-- Entries taken from a collection --
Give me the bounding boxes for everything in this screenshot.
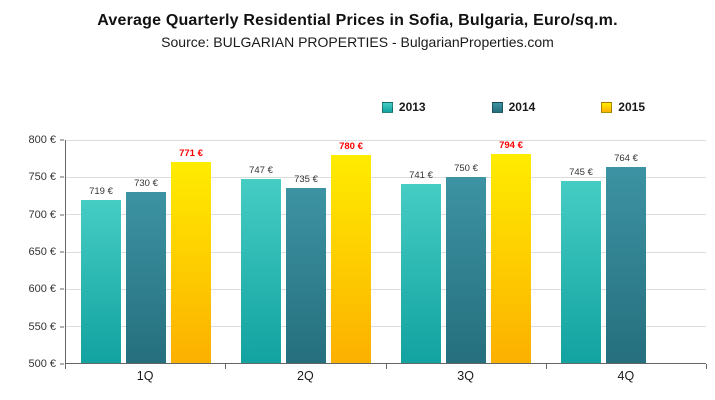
bar-2013-4Q — [561, 180, 601, 363]
bar-value-label-2013-1Q: 719 € — [89, 186, 113, 198]
bar-slot-2013-3Q: 741 € — [401, 140, 441, 363]
bar-value-label-2014-4Q: 764 € — [614, 152, 638, 164]
legend-label-2015: 2015 — [618, 100, 645, 114]
bar-slot-2014-1Q: 730 € — [126, 140, 166, 363]
bar-value-label-2014-2Q: 735 € — [294, 174, 318, 186]
y-axis-tick-mark — [60, 251, 64, 253]
bar-slot-2014-3Q: 750 € — [446, 140, 486, 363]
y-axis-tick-label: 500 € — [28, 358, 56, 370]
bar-group-1Q: 719 € 730 € 771 € — [66, 140, 226, 363]
bar-value-label-2015-3Q: 794 € — [499, 140, 523, 151]
bar-slot-2014-2Q: 735 € — [286, 140, 326, 363]
bar-2014-3Q — [446, 177, 486, 363]
bar-value-label-2013-4Q: 745 € — [569, 166, 593, 178]
legend-swatch-2014 — [491, 101, 503, 113]
gridline — [66, 325, 706, 327]
bar-value-label-2014-1Q: 730 € — [134, 178, 158, 190]
y-axis: 500 € 550 € 600 € 650 € 700 € 750 € 800 € — [0, 134, 65, 370]
bar-2013-3Q — [401, 183, 441, 363]
bar-group-4Q: 745 € 764 € — [546, 140, 706, 363]
legend-item-2015: 2015 — [601, 100, 645, 114]
bar-value-label-2013-3Q: 741 € — [409, 169, 433, 181]
y-axis-tick-label: 550 € — [28, 320, 56, 333]
bar-2013-2Q — [241, 179, 281, 363]
bar-2014-1Q — [126, 192, 166, 363]
x-axis-label-1Q: 1Q — [136, 369, 154, 383]
x-axis: 1Q 2Q 3Q 4Q — [65, 364, 707, 388]
y-axis-tick-mark — [60, 288, 64, 290]
bar-slot-2013-2Q: 747 € — [241, 140, 281, 363]
bar-value-label-2015-2Q: 780 € — [339, 140, 363, 152]
y-axis-tick-mark — [60, 176, 64, 178]
bar-2015-2Q — [331, 154, 371, 363]
x-axis-label-3Q: 3Q — [457, 369, 474, 383]
bar-slot-2015-3Q: 794 € — [491, 140, 531, 363]
bar-2014-2Q — [286, 188, 326, 363]
bar-value-label-2013-2Q: 747 € — [249, 165, 273, 177]
bar-slot-2015-4Q — [651, 140, 691, 363]
bar-2014-4Q — [606, 166, 646, 363]
bar-group-2Q: 747 € 735 € 780 € — [226, 140, 386, 363]
bar-value-label-2015-1Q: 771 € — [179, 147, 203, 159]
bar-value-label-2014-3Q: 750 € — [454, 163, 478, 175]
y-axis-tick-label: 650 € — [28, 246, 56, 258]
chart-legend: 2013 2014 2015 — [0, 100, 645, 114]
chart-subtitle: Source: BULGARIAN PROPERTIES - Bulgarian… — [161, 34, 554, 50]
legend-label-2013: 2013 — [398, 100, 426, 114]
x-axis-tick-mark — [385, 364, 387, 369]
gridline — [66, 214, 706, 216]
gridline — [66, 177, 706, 179]
gridline — [66, 288, 706, 290]
x-axis-tick-mark — [225, 364, 227, 369]
bar-slot-2013-1Q: 719 € — [81, 140, 121, 363]
y-axis-tick-mark — [60, 326, 64, 328]
bar-slot-2015-2Q: 780 € — [331, 140, 371, 363]
bar-2015-3Q — [491, 154, 531, 363]
bar-slot-2014-4Q: 764 € — [606, 140, 646, 363]
bar-slot-2015-1Q: 771 € — [171, 140, 211, 363]
bar-group-3Q: 741 € 750 € 794 € — [386, 140, 546, 363]
chart-title: Average Quarterly Residential Prices in … — [97, 12, 618, 29]
legend-item-2014: 2014 — [491, 100, 536, 114]
bar-2013-1Q — [81, 200, 121, 363]
gridline — [66, 251, 706, 253]
y-axis-tick-label: 800 € — [28, 134, 56, 146]
x-axis-tick-mark — [706, 364, 707, 369]
legend-label-2014: 2014 — [508, 100, 536, 114]
legend-swatch-2015 — [601, 101, 613, 113]
x-axis-tick-mark — [65, 364, 66, 369]
y-axis-tick-label: 750 € — [28, 171, 56, 184]
legend-swatch-2013 — [381, 101, 393, 113]
bar-2015-1Q — [171, 161, 211, 363]
y-axis-tick-label: 700 € — [28, 208, 56, 221]
y-axis-tick-label: 600 € — [28, 283, 56, 296]
y-axis-tick-mark — [60, 139, 64, 141]
y-axis-tick-mark — [60, 214, 64, 216]
bar-slot-2013-4Q: 745 € — [561, 140, 601, 363]
plot-area: 719 € 730 € 771 € 747 € 735 € 780 € 741 € 750 €… — [65, 140, 706, 364]
x-axis-label-2Q: 2Q — [297, 369, 314, 383]
x-axis-tick-mark — [545, 364, 547, 369]
x-axis-label-4Q: 4Q — [617, 369, 635, 383]
gridline — [66, 140, 706, 141]
legend-item-2013: 2013 — [381, 100, 426, 114]
y-axis-tick-mark — [60, 363, 64, 365]
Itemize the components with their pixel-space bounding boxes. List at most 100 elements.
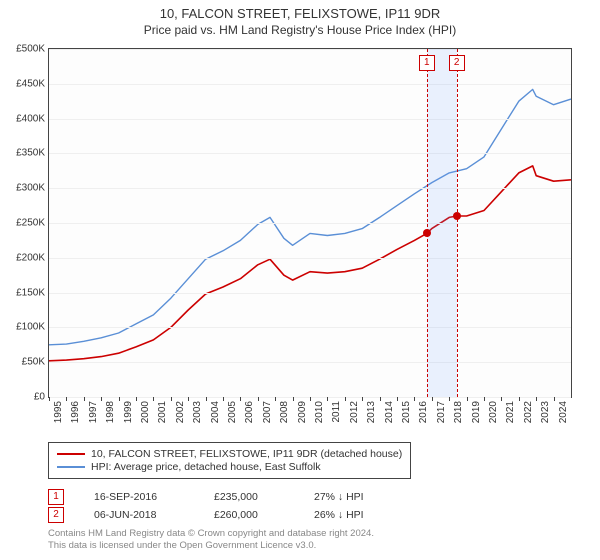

-- Given request --
Return every line of the records above verbatim, omitting the pictures.

-- Task result --
Give me the bounding boxes for everything in this screenshot.
bar-2013-4Q — [561, 180, 601, 363]
bar-value-label-2013-1Q: 719 € — [89, 186, 113, 198]
bar-slot-2013-3Q: 741 € — [401, 140, 441, 363]
bar-value-label-2014-4Q: 764 € — [614, 152, 638, 164]
legend-label-2015: 2015 — [618, 100, 645, 114]
bar-slot-2014-1Q: 730 € — [126, 140, 166, 363]
bar-value-label-2014-2Q: 735 € — [294, 174, 318, 186]
y-axis-tick-mark — [60, 251, 64, 253]
bar-slot-2014-3Q: 750 € — [446, 140, 486, 363]
y-axis-tick-label: 500 € — [28, 358, 56, 370]
bar-group-1Q: 719 € 730 € 771 € — [66, 140, 226, 363]
bar-value-label-2015-3Q: 794 € — [499, 140, 523, 151]
bar-slot-2014-2Q: 735 € — [286, 140, 326, 363]
bar-2014-3Q — [446, 177, 486, 363]
bar-value-label-2013-4Q: 745 € — [569, 166, 593, 178]
legend-swatch-2014 — [491, 101, 503, 113]
gridline — [66, 325, 706, 327]
bar-value-label-2014-1Q: 730 € — [134, 178, 158, 190]
y-axis: 500 € 550 € 600 € 650 € 700 € 750 € 800 € — [0, 134, 65, 370]
bar-2013-3Q — [401, 183, 441, 363]
bar-group-4Q: 745 € 764 € — [546, 140, 706, 363]
legend-item-2015: 2015 — [601, 100, 645, 114]
bar-value-label-2013-3Q: 741 € — [409, 169, 433, 181]
y-axis-tick-label: 550 € — [28, 320, 56, 333]
bar-2013-2Q — [241, 179, 281, 363]
bar-2014-1Q — [126, 192, 166, 363]
x-axis-label-1Q: 1Q — [136, 369, 154, 383]
x-axis: 1Q 2Q 3Q 4Q — [65, 364, 707, 388]
y-axis-tick-mark — [60, 288, 64, 290]
bar-slot-2013-2Q: 747 € — [241, 140, 281, 363]
bar-value-label-2015-2Q: 780 € — [339, 140, 363, 152]
y-axis-tick-mark — [60, 176, 64, 178]
bar-2015-2Q — [331, 154, 371, 363]
x-axis-label-3Q: 3Q — [457, 369, 474, 383]
bar-slot-2015-3Q: 794 € — [491, 140, 531, 363]
bar-2014-2Q — [286, 188, 326, 363]
bar-value-label-2013-2Q: 747 € — [249, 165, 273, 177]
bar-slot-2015-4Q — [651, 140, 691, 363]
bar-2014-4Q — [606, 166, 646, 363]
bar-group-2Q: 747 € 735 € 780 € — [226, 140, 386, 363]
bar-value-label-2015-1Q: 771 € — [179, 147, 203, 159]
bar-value-label-2014-3Q: 750 € — [454, 163, 478, 175]
y-axis-tick-label: 650 € — [28, 246, 56, 258]
chart-legend: 2013 2014 2015 — [0, 100, 645, 114]
chart-subtitle: Source: BULGARIAN PROPERTIES - Bulgarian… — [161, 34, 554, 50]
legend-label-2013: 2013 — [398, 100, 426, 114]
x-axis-tick-mark — [385, 364, 387, 369]
gridline — [66, 214, 706, 216]
gridline — [66, 177, 706, 179]
gridline — [66, 288, 706, 290]
x-axis-tick-mark — [225, 364, 227, 369]
bar-slot-2013-1Q: 719 € — [81, 140, 121, 363]
y-axis-tick-mark — [60, 326, 64, 328]
bar-slot-2015-2Q: 780 € — [331, 140, 371, 363]
bar-2015-3Q — [491, 154, 531, 363]
bar-slot-2014-4Q: 764 € — [606, 140, 646, 363]
bar-slot-2015-1Q: 771 € — [171, 140, 211, 363]
bar-group-3Q: 741 € 750 € 794 € — [386, 140, 546, 363]
chart-title: Average Quarterly Residential Prices in … — [97, 12, 618, 29]
legend-item-2014: 2014 — [491, 100, 536, 114]
bar-2013-1Q — [81, 200, 121, 363]
gridline — [66, 251, 706, 253]
y-axis-tick-label: 800 € — [28, 134, 56, 146]
x-axis-tick-mark — [706, 364, 707, 369]
legend-label-2014: 2014 — [508, 100, 536, 114]
legend-swatch-2015 — [601, 101, 613, 113]
x-axis-tick-mark — [65, 364, 66, 369]
y-axis-tick-label: 750 € — [28, 171, 56, 184]
legend-swatch-2013 — [381, 101, 393, 113]
bar-2015-1Q — [171, 161, 211, 363]
y-axis-tick-label: 700 € — [28, 208, 56, 221]
y-axis-tick-label: 600 € — [28, 283, 56, 296]
y-axis-tick-mark — [60, 139, 64, 141]
y-axis-tick-mark — [60, 214, 64, 216]
bar-slot-2013-4Q: 745 € — [561, 140, 601, 363]
plot-area: 719 € 730 € 771 € 747 € 735 € 780 € 741 € 750 €… — [65, 140, 706, 364]
x-axis-label-2Q: 2Q — [297, 369, 314, 383]
x-axis-tick-mark — [545, 364, 547, 369]
x-axis-label-4Q: 4Q — [617, 369, 635, 383]
gridline — [66, 140, 706, 141]
legend-item-2013: 2013 — [381, 100, 426, 114]
y-axis-tick-mark — [60, 363, 64, 365]
Itemize the components with their pixel-space bounding boxes. List at most 100 elements.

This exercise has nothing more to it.